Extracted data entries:
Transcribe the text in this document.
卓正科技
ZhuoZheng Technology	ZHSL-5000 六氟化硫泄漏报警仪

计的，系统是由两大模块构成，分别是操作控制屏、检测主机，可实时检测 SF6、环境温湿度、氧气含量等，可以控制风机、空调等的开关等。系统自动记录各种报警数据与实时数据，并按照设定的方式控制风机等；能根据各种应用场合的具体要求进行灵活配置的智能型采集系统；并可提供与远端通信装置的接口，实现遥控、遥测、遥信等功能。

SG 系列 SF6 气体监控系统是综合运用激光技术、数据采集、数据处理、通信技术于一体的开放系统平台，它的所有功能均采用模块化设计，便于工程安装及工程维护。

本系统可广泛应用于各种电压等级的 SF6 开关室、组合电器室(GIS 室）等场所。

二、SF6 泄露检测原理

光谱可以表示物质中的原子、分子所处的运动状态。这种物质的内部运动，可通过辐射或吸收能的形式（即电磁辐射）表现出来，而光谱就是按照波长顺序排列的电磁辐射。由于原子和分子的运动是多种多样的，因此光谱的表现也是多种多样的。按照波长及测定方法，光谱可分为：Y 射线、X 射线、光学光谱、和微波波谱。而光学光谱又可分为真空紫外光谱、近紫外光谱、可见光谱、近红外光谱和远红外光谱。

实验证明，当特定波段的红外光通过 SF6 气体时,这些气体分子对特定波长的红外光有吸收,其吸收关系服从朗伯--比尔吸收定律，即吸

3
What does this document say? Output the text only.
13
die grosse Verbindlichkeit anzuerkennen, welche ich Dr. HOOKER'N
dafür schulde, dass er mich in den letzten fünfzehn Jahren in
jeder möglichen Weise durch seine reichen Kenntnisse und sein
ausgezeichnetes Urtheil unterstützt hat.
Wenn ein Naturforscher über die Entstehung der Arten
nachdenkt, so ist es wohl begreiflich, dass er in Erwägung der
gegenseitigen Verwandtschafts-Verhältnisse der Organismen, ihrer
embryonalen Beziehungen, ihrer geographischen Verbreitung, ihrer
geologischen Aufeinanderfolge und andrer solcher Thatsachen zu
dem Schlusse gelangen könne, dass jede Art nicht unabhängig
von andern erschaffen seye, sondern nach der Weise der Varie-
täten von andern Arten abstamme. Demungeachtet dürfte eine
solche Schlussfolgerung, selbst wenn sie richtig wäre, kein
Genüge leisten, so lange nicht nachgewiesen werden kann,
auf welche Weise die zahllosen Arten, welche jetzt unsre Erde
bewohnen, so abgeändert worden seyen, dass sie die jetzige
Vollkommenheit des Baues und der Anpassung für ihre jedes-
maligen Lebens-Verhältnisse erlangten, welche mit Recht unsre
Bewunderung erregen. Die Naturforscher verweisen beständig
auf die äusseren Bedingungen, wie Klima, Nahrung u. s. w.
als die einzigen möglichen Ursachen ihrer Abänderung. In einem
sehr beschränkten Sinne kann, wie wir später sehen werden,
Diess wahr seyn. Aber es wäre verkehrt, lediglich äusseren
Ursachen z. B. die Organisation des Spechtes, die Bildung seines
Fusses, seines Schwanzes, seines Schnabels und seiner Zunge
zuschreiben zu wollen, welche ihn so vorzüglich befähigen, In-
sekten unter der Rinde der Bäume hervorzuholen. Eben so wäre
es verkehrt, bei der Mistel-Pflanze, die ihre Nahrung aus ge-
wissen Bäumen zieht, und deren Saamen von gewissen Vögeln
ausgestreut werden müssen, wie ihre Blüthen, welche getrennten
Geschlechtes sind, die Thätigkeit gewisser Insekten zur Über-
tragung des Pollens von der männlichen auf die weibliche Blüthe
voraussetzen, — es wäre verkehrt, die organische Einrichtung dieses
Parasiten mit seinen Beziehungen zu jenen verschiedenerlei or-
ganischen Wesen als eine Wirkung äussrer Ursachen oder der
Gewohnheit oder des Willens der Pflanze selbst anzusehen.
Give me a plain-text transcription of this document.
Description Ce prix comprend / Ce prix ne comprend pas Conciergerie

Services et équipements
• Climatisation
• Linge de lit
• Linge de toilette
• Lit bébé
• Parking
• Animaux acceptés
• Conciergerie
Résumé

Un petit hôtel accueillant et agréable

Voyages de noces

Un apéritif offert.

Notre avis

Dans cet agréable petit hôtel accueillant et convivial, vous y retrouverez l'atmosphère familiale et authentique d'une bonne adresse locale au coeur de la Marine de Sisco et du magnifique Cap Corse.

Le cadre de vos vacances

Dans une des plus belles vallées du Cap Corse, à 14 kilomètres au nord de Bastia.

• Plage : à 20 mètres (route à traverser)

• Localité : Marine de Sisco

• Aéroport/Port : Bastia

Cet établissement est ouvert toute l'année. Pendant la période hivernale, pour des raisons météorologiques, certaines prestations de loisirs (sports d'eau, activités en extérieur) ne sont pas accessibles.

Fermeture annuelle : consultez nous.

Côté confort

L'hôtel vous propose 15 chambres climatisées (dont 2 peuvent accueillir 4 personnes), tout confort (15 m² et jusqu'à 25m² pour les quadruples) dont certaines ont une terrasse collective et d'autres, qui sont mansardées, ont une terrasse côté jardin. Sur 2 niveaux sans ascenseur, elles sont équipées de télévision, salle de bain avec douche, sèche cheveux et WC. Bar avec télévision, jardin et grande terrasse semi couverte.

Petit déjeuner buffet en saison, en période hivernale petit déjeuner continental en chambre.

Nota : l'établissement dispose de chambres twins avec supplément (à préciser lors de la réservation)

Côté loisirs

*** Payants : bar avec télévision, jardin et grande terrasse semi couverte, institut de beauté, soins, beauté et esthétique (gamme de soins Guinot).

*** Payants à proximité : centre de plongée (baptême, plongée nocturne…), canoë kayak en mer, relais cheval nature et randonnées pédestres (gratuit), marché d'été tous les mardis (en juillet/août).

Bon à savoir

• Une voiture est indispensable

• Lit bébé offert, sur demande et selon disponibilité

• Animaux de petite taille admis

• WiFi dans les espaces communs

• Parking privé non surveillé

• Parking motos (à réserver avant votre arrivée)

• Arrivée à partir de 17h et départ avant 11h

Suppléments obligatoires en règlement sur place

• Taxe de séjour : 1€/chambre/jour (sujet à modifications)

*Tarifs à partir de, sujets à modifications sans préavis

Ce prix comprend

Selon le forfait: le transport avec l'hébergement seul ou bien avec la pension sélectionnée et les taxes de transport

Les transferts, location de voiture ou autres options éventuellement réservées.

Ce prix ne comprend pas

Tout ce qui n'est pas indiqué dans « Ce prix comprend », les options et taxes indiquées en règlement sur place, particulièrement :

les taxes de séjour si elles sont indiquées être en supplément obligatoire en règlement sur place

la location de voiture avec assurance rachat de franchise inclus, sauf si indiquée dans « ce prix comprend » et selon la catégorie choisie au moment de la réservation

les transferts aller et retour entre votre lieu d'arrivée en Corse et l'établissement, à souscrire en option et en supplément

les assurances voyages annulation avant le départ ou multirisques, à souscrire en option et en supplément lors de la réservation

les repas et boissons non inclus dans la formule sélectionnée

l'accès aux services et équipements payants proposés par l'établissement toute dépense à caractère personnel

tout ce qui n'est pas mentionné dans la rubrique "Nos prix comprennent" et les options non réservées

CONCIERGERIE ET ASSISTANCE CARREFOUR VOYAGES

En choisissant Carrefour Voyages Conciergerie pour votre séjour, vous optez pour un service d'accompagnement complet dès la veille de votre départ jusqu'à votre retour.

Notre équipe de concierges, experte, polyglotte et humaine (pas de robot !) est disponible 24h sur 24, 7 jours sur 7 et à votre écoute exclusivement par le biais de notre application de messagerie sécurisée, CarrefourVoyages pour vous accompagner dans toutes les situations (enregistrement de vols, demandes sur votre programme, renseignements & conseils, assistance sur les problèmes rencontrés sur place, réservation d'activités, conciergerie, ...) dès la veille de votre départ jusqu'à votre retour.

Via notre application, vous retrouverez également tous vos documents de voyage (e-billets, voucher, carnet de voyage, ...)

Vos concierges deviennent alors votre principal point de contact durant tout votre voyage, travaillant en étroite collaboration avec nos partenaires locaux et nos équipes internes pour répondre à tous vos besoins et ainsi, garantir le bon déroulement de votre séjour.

**Instructions for the task:**
Pick out the lines that contain "loisirs" and copy them.

**Answer to the problem:**
Cet établissement est ouvert toute l'année. Pendant la période hivernale, pour des raisons météorologiques, certaines prestations de loisirs (sports d'eau, activités en extérieur) ne sont pas accessibles.
Côté loisirs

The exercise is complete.